-- GOAL OF THE EXERCISE --
Can you retype the part of the BlueTriton text below, starting at the words "BlueTriton’s announcement came" and stopping after "lose their jobs.", character for character?

This week the movement for water justice clinched another victory: the water bottling company BlueTriton announced the sale of its largest bottling facility and plan to wind down operations in Ontario by January 2025.
Taking over the facilities from Nestlé in 2021, BlueTriton has been taking billions of litres of groundwater from the Aberfoyle (in Puslinch) and Erin wells (in Hillsburgh), mostly for the purpose of bottling it for retail in plastic bottles. The company took 638 million litres in 2023 and 672 million litres in 2022, and their permit allowed extraction at twice this volume per year until 2026, before their decision to end operation. This industry has been draining the precious and finite groundwater supply in Wellington County while the local communities, including Six Nations of the Grand River, face water insecurity.
BlueTriton’s announcement came on the heels of their latest merger with Primo Water Corporation, headquartered in Florida, into Primo Brands, although their press release said these decisions are unrelated. The new company will continue to operate its water bottling facility in Hope, BC, also previously acquired from Nestlé. The Aberfoyle facility in Puslinch is for sale, so there is still a possibility that another corporation could purchase the facility, reapply for a water-taking permit, and continue extraction. As part of the plant closure, 144 workers at the facility will lose their jobs.
This is not the first time these facilities have changed hands. In 2021, Nestlé Water left Canada following fierce community opposition to its water grabs, selling the Pure Life brand and facilities to private equity firms One Rock Capital Partners and Metropoulos & Co., renaming the company to BlueTriton. While the name of the company changes, the story remains: big corporations are extracting our shared and finite resources and selling them for obscene profit, while the local communities face the consequences.

-- SOURCE MATERIAL --

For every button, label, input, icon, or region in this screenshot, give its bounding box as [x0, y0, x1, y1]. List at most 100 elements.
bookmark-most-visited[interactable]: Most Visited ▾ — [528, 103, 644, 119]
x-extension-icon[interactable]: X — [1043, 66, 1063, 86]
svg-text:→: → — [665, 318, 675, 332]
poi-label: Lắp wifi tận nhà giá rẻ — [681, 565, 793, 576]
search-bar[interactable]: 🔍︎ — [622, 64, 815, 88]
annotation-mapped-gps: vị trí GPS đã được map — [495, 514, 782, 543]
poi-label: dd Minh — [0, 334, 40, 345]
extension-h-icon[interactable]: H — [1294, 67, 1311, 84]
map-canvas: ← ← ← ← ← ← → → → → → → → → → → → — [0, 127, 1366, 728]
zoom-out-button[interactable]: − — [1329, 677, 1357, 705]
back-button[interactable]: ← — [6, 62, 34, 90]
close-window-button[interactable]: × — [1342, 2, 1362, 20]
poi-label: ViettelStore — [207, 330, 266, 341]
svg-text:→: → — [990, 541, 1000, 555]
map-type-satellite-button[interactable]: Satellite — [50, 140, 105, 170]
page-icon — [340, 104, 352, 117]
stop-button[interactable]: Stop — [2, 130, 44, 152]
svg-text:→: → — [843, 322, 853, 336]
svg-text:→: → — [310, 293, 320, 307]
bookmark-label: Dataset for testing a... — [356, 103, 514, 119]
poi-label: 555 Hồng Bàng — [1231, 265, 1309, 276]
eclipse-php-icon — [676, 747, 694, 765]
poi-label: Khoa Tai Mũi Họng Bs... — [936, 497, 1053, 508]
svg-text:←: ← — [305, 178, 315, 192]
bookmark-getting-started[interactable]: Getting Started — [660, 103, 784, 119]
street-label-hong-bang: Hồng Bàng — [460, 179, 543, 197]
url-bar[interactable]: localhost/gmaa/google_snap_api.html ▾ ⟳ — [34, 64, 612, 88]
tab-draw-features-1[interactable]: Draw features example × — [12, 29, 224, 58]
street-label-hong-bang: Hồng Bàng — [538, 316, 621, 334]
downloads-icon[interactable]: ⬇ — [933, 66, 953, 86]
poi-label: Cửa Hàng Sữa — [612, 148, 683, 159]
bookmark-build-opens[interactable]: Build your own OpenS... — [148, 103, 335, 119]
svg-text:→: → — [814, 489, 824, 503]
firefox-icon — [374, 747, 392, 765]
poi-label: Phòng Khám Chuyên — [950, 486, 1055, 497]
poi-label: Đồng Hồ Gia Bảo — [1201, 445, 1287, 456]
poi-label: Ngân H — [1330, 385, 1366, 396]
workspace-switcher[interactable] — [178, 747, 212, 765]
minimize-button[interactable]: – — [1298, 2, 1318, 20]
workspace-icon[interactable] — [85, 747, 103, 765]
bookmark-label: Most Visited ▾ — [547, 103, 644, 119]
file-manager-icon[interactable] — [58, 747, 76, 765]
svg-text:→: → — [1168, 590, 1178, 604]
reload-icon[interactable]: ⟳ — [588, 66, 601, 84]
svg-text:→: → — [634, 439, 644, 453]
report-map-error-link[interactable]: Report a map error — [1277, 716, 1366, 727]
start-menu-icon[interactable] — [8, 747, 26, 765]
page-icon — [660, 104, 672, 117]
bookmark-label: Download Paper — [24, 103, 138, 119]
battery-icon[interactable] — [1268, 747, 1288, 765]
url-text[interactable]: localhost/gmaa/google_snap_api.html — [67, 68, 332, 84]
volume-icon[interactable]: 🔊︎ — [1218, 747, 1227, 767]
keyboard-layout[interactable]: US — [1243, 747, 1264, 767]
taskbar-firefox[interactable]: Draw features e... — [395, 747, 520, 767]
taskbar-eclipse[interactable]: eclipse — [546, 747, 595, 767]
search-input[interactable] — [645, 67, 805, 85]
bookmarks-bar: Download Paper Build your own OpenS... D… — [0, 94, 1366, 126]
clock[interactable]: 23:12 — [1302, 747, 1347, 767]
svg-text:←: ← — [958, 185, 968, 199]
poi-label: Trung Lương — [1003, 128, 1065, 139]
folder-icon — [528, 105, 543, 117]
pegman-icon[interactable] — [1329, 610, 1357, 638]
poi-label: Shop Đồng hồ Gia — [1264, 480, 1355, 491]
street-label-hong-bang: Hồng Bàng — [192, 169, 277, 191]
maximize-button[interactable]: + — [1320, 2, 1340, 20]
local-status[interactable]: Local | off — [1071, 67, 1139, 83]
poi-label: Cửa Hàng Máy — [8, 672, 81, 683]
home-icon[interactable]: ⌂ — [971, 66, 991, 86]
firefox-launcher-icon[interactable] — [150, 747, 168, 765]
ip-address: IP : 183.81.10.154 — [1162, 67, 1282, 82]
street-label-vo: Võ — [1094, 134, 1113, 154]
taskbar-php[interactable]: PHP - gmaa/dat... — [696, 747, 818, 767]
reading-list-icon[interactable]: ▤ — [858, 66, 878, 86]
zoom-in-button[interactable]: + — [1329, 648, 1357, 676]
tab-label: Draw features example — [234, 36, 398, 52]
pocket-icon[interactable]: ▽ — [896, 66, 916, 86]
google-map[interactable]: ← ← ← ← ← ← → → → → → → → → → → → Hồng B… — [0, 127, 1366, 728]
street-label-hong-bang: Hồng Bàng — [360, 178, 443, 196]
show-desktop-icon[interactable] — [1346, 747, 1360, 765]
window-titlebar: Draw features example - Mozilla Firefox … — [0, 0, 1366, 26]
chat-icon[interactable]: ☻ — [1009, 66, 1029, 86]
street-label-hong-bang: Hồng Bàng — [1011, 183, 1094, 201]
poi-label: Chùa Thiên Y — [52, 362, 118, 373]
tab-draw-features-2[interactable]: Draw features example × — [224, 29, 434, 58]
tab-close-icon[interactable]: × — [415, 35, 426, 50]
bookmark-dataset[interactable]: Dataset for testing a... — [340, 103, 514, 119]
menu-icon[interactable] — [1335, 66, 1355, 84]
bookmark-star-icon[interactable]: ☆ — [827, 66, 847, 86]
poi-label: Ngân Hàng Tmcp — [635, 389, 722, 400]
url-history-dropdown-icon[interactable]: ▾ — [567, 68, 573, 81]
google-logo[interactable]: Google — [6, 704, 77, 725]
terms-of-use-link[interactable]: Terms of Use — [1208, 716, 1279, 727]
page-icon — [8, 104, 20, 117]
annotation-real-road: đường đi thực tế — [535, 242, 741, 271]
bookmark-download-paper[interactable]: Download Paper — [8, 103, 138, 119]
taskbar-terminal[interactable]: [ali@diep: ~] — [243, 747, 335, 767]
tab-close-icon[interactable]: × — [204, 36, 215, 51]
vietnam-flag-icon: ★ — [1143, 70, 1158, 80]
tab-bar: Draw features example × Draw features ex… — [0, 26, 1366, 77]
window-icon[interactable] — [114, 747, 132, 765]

-- WRITTEN RESPONSE --
BlueTriton’s announcement came on the heels of their latest merger with Primo Water Corporation, headquartered in Florida, into Primo Brands, although their press release said these decisions are unrelated. The new company will continue to operate its water bottling facility in Hope, BC, also previously acquired from Nestlé. The Aberfoyle facility in Puslinch is for sale, so there is still a possibility that another corporation could purchase the facility, reapply for a water-taking permit, and continue extraction. As part of the plant closure, 144 workers at the facility will lose their jobs.